Extract and list every line that contains the word "JSON".

The input:
==================================================
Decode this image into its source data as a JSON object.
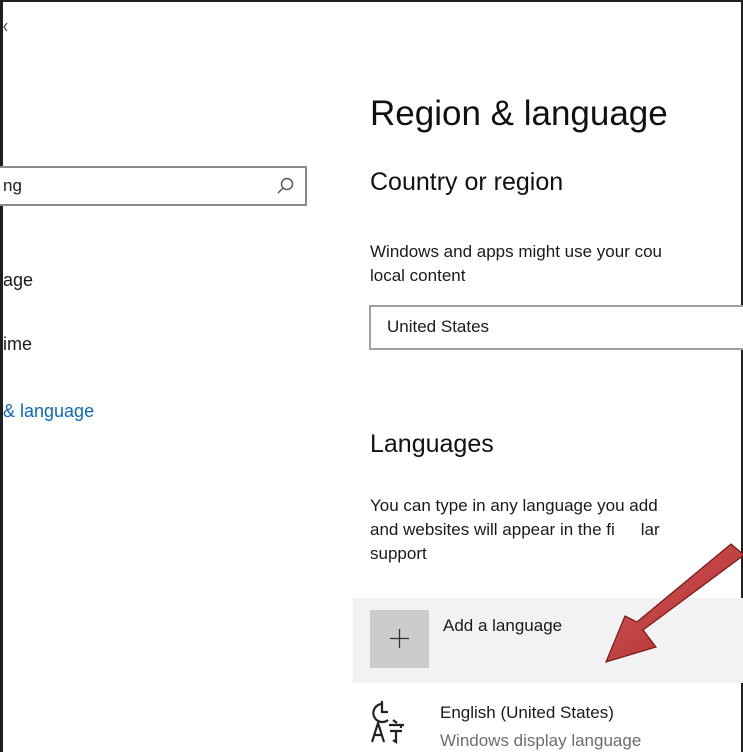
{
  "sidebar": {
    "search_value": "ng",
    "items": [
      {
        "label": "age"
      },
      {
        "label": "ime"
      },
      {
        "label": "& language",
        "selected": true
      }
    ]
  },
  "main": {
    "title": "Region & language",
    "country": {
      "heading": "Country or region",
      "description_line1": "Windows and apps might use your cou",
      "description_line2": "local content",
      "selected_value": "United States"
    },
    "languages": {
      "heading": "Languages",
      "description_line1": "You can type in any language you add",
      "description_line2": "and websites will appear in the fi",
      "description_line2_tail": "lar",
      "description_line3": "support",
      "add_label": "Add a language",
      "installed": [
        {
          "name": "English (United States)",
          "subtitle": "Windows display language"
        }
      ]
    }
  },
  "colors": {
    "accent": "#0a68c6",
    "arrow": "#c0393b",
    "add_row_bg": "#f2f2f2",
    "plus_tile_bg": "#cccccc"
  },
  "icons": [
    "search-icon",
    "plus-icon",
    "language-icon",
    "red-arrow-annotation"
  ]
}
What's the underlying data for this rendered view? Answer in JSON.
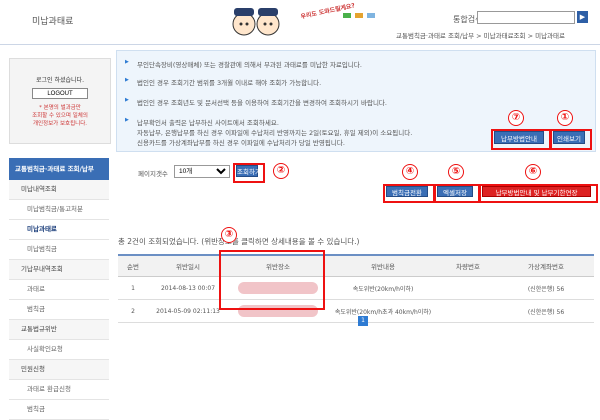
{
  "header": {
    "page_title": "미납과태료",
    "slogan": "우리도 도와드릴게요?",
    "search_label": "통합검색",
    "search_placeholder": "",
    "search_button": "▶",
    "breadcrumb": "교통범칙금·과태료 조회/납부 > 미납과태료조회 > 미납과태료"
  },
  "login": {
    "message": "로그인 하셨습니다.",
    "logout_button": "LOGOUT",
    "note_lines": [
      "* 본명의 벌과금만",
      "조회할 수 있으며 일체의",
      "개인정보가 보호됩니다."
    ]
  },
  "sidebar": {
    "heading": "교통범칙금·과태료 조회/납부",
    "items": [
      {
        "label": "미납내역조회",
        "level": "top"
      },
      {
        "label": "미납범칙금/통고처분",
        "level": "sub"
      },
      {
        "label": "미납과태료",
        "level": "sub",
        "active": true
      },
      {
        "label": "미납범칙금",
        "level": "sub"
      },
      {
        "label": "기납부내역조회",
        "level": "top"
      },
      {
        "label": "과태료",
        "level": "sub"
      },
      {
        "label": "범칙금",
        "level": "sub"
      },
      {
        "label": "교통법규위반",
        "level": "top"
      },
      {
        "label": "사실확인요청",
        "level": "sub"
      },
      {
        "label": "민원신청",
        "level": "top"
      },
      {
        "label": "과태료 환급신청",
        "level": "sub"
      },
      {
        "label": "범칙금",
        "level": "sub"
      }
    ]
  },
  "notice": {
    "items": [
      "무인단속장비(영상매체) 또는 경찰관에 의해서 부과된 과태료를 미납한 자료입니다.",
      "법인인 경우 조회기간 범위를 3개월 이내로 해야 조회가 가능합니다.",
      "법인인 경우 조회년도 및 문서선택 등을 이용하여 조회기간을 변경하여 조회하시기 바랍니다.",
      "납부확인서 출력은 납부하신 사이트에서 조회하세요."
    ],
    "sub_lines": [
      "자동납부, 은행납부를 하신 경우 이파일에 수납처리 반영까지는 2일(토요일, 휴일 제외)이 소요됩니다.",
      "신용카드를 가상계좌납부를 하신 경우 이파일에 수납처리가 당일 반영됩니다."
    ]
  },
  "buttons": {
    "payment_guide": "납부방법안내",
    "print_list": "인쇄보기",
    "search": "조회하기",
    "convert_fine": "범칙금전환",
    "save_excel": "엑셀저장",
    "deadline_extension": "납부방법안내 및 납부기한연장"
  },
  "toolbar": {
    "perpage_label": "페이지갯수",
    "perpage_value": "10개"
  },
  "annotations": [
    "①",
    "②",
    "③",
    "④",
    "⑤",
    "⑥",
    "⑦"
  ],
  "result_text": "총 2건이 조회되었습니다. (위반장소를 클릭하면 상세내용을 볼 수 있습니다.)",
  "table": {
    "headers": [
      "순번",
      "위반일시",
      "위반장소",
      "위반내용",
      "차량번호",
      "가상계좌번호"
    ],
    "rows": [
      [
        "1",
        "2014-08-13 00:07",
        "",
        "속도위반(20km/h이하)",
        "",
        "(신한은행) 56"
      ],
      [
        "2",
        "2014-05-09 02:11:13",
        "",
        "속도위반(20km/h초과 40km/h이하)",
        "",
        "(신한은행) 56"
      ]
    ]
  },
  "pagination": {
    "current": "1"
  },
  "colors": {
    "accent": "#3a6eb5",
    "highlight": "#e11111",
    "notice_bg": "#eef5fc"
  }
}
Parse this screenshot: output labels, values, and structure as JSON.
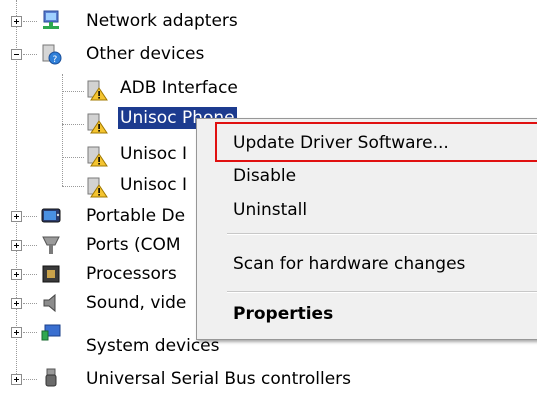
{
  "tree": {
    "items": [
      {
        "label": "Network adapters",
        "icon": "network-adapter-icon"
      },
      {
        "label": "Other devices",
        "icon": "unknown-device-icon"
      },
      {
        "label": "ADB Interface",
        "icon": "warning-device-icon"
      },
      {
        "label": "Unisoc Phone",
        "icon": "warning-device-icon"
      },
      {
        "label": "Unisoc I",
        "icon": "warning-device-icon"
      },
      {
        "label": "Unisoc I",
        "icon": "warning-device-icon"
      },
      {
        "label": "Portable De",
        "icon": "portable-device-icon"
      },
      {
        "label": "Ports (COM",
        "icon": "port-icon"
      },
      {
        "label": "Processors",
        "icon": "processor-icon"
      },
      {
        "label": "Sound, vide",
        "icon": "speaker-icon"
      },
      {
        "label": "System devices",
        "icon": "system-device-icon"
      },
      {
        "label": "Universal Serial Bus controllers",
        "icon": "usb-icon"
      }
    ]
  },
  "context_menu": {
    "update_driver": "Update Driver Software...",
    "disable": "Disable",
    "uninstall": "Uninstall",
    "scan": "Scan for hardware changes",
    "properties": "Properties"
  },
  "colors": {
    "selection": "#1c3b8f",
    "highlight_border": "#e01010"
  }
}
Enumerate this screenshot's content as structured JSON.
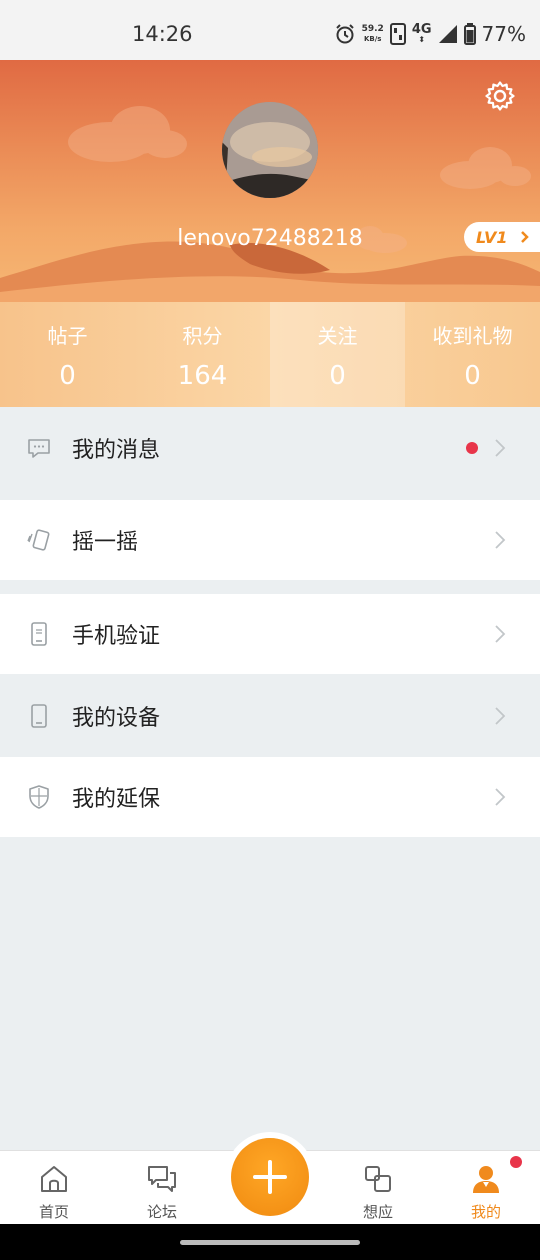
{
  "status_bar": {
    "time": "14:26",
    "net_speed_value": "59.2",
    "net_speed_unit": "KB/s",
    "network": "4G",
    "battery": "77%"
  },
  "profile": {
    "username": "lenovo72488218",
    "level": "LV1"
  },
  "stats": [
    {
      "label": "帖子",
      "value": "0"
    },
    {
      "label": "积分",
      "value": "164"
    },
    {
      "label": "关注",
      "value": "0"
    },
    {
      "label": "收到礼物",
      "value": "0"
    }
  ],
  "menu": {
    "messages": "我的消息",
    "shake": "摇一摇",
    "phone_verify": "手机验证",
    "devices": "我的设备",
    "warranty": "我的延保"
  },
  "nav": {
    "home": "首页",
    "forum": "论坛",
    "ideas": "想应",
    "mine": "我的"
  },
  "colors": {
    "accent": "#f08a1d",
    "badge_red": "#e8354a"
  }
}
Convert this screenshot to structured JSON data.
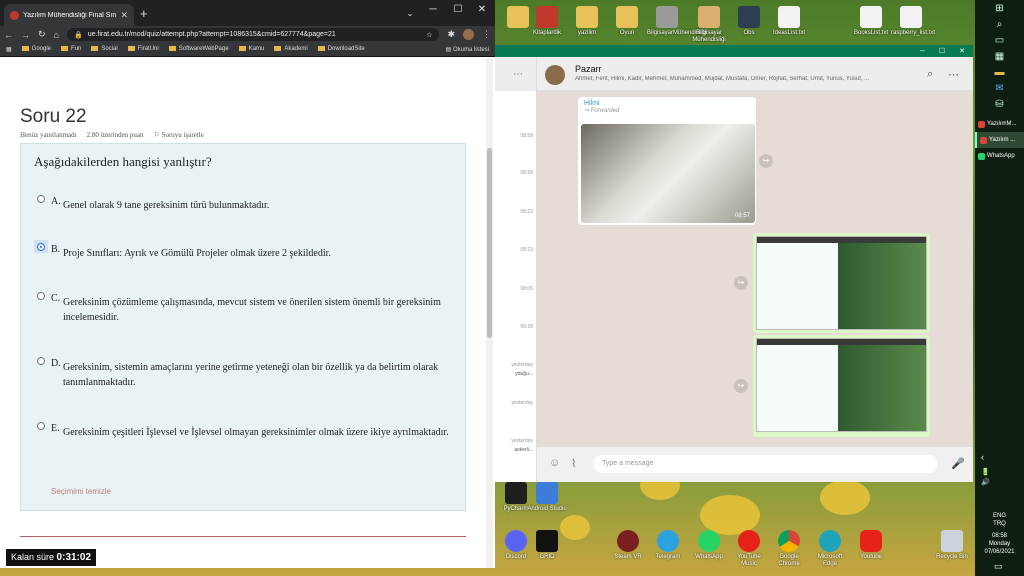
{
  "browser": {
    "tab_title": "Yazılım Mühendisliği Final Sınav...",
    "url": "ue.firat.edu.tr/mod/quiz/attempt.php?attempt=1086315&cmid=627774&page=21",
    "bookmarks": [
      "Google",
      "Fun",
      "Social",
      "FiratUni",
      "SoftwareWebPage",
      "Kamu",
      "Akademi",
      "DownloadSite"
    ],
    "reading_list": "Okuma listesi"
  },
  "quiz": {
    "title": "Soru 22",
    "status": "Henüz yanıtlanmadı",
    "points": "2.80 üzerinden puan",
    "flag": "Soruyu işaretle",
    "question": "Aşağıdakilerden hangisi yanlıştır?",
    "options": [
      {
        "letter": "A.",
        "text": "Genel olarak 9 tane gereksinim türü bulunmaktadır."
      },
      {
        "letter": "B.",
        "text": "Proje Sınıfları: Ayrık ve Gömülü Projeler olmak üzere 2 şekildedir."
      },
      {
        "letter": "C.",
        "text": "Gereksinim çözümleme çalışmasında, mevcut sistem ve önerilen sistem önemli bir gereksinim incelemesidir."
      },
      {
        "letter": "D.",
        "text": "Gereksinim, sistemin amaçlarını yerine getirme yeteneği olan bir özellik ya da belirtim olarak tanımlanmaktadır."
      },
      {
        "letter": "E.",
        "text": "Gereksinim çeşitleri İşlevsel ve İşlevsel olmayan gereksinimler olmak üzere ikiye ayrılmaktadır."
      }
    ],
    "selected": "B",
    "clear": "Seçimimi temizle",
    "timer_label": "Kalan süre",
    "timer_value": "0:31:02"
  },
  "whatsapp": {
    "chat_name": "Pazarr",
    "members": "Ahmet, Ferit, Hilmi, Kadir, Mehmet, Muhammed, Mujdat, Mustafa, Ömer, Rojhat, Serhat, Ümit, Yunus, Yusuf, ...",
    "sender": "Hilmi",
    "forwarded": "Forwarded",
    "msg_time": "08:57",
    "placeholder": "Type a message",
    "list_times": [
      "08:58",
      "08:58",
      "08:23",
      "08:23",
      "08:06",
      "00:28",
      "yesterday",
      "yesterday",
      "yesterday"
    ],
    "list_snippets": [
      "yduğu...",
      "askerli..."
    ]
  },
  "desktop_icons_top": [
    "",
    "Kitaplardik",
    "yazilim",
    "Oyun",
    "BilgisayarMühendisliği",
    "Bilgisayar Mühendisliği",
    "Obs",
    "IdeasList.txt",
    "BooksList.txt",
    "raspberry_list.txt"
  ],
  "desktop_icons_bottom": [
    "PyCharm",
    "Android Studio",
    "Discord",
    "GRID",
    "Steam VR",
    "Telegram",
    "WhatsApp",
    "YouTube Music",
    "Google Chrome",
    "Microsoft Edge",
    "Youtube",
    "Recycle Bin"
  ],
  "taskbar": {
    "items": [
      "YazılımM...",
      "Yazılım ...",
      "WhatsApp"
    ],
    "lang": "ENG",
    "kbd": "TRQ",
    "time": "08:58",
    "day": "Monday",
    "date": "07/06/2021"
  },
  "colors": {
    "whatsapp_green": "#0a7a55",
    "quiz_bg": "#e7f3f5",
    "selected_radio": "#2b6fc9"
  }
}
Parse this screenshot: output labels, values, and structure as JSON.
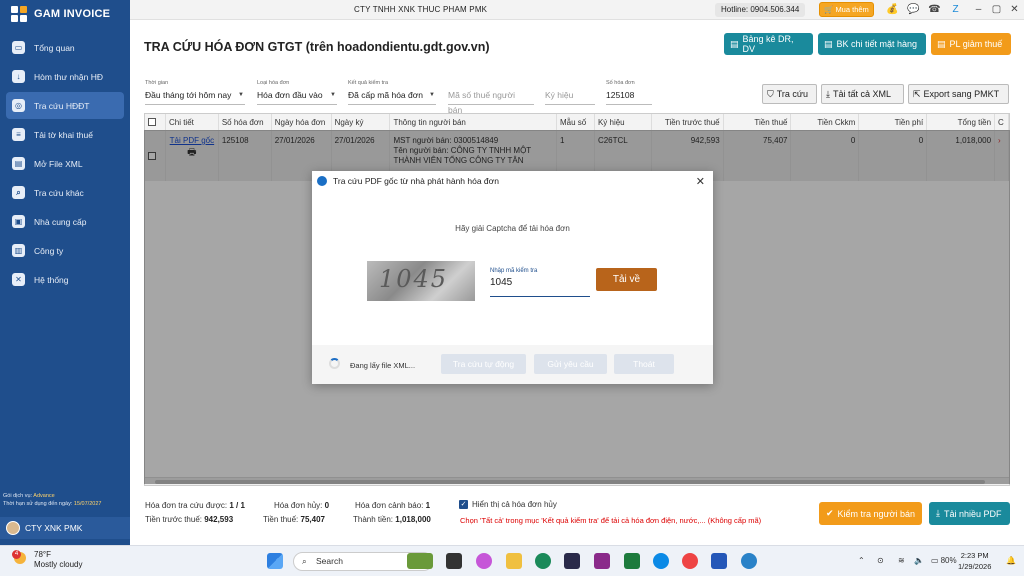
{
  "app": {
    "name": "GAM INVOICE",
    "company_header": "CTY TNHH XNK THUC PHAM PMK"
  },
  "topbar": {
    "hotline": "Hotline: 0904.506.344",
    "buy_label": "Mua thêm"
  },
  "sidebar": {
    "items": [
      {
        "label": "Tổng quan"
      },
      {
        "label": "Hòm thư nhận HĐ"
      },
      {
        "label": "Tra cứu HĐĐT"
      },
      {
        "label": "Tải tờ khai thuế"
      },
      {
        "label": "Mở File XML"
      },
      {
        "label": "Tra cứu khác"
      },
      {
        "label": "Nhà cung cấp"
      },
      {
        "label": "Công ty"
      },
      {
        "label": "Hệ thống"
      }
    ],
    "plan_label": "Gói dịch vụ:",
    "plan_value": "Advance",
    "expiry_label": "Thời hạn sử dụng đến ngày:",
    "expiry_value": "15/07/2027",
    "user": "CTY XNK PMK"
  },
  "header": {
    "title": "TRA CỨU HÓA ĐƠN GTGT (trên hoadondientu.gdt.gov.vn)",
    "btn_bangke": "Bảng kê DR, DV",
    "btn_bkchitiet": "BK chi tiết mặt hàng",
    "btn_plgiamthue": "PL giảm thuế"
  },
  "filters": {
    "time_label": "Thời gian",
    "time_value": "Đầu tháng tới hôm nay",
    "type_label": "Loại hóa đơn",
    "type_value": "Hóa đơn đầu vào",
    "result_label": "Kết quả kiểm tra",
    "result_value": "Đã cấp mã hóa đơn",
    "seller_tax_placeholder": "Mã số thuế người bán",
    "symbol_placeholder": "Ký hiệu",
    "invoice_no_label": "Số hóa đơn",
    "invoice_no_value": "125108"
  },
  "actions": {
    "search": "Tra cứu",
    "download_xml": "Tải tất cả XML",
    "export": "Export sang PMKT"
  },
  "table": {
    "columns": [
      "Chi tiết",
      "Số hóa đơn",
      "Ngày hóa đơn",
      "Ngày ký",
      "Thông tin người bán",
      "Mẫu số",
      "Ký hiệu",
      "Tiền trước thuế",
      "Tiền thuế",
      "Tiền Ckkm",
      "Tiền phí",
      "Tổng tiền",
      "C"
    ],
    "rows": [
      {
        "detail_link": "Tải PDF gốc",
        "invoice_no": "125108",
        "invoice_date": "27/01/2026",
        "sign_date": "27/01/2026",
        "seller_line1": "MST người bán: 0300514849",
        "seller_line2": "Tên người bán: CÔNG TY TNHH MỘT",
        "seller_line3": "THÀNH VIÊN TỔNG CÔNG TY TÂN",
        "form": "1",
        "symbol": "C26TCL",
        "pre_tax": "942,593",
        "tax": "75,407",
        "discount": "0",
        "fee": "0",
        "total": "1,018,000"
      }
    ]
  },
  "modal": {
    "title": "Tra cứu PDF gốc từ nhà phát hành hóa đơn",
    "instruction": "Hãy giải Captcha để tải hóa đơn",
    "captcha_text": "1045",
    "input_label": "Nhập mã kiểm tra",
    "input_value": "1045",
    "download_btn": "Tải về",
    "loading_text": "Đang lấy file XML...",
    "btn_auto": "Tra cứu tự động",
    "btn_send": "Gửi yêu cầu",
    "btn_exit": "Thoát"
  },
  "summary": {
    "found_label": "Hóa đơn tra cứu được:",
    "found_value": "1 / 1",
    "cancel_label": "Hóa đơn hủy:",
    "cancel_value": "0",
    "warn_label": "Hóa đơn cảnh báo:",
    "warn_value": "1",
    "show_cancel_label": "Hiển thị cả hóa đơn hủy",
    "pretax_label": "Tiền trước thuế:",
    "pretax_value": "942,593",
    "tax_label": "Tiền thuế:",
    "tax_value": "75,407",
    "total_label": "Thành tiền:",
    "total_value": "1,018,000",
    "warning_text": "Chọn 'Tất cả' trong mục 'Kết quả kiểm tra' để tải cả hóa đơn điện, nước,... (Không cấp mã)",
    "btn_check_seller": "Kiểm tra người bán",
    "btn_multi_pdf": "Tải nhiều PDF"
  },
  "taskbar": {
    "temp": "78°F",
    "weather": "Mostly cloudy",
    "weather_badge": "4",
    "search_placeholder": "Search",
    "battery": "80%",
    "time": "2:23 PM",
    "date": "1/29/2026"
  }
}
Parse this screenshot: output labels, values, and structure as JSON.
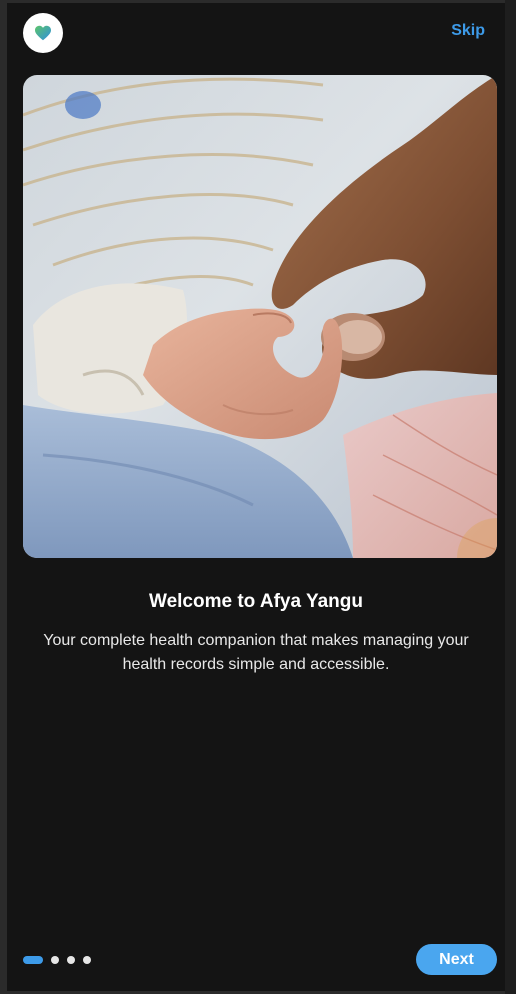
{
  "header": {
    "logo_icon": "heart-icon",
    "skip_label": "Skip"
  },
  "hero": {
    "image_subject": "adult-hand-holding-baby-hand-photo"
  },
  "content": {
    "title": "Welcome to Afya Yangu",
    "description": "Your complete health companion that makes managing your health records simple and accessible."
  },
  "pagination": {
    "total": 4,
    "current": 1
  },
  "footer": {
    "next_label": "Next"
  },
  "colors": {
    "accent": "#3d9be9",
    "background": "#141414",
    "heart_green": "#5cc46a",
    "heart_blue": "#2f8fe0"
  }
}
==================================================
The output:
Decode this image into its source data as a JSON object.
What's the underlying data for this rendered view? Answer in JSON.
Parse this screenshot: output labels, values, and structure as JSON.
Enumerate this screenshot's content as structured JSON.
Convert this screenshot to structured JSON data.
Parse this screenshot: output labels, values, and structure as JSON.
Parse this screenshot: output labels, values, and structure as JSON.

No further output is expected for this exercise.